● DATA PROVIDED:
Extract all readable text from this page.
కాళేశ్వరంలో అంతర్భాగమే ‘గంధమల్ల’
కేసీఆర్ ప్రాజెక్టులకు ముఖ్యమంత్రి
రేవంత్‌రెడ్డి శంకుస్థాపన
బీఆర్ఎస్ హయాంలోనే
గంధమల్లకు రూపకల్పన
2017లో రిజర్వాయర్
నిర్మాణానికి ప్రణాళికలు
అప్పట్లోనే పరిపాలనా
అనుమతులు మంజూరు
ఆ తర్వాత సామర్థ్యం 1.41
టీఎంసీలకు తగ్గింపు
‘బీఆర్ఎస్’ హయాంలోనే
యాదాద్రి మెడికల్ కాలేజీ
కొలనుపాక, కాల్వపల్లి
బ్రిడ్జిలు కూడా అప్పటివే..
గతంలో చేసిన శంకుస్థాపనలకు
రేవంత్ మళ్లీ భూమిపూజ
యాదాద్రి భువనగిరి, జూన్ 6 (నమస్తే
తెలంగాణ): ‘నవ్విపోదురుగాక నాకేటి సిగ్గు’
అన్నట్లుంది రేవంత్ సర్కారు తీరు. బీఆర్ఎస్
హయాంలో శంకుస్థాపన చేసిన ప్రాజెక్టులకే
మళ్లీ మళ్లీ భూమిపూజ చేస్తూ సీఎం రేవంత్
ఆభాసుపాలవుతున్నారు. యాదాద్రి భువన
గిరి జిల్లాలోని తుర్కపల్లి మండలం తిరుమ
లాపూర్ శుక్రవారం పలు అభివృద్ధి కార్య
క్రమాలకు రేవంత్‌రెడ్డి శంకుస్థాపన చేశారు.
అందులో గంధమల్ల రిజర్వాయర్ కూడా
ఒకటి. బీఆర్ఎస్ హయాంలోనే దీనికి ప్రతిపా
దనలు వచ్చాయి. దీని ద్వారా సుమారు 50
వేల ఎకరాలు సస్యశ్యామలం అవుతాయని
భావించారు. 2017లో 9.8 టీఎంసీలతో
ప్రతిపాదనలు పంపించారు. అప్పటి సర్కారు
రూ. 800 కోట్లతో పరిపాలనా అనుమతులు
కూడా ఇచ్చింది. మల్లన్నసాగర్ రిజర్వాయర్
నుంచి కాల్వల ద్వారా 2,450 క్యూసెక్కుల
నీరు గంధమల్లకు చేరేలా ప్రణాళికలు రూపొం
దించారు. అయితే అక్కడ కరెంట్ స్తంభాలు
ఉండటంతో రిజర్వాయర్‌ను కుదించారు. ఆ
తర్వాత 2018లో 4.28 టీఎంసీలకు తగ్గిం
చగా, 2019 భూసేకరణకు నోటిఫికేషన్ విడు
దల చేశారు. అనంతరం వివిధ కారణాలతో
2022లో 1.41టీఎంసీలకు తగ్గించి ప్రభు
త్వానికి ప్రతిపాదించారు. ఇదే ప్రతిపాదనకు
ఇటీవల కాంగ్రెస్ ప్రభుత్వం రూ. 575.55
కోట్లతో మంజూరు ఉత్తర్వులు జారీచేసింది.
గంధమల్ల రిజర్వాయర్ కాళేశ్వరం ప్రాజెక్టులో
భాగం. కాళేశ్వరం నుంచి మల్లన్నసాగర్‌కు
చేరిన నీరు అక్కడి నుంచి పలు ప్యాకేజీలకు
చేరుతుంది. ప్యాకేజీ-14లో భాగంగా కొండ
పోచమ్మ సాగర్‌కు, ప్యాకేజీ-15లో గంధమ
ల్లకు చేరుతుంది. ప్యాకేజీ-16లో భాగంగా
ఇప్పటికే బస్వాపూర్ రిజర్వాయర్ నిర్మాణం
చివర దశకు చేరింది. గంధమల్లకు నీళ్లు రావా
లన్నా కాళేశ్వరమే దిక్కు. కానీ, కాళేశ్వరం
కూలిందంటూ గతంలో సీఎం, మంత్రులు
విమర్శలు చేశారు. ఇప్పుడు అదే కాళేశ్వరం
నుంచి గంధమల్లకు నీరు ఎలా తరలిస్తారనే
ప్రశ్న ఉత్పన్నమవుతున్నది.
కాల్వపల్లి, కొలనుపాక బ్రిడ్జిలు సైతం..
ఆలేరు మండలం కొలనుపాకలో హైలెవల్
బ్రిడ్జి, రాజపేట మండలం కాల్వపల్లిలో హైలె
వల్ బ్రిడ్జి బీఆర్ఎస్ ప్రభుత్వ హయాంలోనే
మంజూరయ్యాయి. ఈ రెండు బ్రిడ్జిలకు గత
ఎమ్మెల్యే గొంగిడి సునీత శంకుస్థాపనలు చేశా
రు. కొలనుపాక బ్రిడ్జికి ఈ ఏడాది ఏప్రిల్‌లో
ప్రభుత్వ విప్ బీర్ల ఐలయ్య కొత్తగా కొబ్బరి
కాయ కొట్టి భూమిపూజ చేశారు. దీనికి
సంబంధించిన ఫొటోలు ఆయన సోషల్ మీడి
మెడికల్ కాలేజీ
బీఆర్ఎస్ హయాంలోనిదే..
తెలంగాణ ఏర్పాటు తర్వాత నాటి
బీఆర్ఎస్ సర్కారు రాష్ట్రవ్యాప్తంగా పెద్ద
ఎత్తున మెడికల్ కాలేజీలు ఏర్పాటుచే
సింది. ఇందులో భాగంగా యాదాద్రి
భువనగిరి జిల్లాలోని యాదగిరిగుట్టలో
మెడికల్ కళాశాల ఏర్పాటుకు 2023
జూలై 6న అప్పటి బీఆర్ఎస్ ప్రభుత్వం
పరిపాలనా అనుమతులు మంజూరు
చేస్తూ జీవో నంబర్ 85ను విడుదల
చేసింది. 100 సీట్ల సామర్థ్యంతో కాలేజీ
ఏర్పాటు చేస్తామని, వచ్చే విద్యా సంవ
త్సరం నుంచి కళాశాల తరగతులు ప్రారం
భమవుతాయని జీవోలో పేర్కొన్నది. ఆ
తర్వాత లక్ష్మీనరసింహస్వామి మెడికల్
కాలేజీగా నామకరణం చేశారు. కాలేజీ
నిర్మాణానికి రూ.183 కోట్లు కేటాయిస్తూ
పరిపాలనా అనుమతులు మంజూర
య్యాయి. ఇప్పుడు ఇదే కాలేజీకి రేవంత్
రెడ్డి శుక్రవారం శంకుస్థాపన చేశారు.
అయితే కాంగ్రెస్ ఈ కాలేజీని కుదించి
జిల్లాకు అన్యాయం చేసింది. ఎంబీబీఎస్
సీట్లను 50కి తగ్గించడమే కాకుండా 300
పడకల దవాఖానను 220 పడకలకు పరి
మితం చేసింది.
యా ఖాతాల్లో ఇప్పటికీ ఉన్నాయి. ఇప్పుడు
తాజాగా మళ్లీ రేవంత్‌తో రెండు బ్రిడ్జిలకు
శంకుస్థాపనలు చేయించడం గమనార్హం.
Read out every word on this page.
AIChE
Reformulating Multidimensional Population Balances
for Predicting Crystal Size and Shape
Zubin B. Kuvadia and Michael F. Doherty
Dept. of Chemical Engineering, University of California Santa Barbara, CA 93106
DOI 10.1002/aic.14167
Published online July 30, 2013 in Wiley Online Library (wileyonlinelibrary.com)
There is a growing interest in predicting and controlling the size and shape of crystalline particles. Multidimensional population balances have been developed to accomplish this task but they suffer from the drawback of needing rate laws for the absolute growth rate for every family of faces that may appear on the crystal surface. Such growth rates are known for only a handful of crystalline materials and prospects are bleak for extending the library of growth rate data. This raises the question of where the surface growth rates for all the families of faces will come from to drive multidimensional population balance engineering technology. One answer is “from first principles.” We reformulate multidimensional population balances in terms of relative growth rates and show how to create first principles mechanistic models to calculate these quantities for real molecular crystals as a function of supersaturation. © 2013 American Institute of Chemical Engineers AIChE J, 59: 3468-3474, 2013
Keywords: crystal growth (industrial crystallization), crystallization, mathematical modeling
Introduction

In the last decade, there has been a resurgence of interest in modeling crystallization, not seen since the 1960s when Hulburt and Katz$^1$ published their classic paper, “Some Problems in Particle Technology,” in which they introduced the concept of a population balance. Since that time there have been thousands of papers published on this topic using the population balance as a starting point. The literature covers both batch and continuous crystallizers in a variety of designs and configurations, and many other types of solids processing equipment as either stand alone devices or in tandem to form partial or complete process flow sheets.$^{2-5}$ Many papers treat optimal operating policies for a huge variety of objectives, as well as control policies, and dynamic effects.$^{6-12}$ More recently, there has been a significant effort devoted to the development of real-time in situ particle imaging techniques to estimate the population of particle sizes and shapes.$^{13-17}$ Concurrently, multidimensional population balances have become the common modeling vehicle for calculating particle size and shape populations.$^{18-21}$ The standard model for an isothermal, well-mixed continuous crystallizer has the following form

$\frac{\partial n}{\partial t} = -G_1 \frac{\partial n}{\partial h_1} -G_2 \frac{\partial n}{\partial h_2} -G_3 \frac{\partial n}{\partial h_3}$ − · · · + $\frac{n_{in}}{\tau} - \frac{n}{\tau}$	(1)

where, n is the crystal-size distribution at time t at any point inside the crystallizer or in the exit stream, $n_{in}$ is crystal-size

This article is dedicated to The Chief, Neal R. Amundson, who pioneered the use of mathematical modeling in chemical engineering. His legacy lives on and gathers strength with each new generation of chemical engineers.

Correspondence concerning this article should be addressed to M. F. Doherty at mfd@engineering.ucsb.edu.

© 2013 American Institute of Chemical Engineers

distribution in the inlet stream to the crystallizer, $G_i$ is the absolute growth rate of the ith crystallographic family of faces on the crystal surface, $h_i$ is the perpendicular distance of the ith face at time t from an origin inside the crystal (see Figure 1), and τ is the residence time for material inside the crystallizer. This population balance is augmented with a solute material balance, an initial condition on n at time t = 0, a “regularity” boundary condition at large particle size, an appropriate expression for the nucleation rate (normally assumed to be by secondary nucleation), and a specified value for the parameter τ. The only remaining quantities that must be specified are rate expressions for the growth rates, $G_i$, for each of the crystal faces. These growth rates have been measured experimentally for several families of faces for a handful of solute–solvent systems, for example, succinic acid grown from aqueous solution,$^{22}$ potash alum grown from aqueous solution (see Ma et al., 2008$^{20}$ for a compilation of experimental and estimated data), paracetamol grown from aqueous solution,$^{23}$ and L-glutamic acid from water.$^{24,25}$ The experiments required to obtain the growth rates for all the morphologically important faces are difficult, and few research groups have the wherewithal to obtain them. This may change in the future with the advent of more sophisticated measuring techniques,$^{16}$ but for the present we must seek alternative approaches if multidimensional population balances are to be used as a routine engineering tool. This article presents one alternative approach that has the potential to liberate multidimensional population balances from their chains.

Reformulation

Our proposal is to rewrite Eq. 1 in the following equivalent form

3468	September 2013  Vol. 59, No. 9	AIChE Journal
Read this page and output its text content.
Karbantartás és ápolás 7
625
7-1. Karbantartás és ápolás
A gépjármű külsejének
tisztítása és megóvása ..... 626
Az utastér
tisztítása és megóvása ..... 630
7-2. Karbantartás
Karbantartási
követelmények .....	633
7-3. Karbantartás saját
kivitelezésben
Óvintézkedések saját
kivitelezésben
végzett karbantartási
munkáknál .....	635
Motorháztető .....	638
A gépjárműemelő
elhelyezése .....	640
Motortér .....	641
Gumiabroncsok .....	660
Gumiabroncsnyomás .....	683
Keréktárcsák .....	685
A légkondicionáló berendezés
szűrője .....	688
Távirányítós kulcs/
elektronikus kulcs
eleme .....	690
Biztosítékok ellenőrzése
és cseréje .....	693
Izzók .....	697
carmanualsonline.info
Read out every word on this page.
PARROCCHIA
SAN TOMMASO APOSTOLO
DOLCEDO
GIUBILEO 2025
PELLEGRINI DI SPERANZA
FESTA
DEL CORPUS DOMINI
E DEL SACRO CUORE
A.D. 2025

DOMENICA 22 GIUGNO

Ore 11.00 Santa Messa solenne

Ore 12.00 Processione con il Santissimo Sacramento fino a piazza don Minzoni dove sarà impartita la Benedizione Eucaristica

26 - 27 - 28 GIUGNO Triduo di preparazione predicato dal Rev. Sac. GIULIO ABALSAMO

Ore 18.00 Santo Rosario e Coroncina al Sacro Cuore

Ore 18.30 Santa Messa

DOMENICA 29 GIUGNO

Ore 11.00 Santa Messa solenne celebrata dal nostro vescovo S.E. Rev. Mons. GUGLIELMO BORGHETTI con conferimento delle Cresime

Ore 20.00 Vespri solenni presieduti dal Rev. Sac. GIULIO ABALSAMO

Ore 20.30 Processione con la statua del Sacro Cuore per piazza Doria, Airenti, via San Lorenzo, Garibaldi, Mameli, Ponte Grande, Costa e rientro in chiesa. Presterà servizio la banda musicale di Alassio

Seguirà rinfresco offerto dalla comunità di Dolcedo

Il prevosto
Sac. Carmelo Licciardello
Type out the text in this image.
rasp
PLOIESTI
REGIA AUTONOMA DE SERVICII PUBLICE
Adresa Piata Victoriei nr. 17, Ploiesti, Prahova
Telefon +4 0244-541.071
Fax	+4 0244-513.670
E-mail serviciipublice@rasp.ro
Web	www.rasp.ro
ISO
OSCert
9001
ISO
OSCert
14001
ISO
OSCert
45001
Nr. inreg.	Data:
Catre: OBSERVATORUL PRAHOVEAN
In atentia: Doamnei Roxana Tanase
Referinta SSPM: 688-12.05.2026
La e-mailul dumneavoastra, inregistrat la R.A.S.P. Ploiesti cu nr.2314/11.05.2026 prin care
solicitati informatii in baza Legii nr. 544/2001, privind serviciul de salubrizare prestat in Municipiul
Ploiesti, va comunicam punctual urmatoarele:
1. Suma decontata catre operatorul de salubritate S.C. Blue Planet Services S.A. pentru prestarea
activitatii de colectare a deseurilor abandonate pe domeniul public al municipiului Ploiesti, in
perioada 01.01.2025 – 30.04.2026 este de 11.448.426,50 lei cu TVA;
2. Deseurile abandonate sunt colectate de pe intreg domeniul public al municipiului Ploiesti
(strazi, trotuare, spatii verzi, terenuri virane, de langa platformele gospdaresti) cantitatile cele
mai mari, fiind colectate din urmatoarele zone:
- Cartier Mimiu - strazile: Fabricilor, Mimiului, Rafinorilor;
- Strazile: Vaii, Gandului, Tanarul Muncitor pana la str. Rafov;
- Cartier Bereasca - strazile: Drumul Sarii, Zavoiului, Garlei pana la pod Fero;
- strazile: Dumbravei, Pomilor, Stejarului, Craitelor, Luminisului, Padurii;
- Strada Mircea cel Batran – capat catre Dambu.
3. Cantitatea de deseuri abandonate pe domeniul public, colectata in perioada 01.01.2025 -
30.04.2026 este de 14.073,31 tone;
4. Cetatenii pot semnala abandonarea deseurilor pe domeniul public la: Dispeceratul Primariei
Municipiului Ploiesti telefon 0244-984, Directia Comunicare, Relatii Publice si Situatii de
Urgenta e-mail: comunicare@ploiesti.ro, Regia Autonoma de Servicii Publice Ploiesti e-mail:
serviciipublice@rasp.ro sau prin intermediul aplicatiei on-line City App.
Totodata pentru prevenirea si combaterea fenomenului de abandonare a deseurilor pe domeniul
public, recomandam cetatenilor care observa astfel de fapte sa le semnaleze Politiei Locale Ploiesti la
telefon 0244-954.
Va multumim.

● WHAT YOU ARE ASKED TO DO:
Show all lines in the entries above where the string "kulcs" appears.

● FINISHED EXERCISE:
Távirányítós kulcs/
elektronikus kulcs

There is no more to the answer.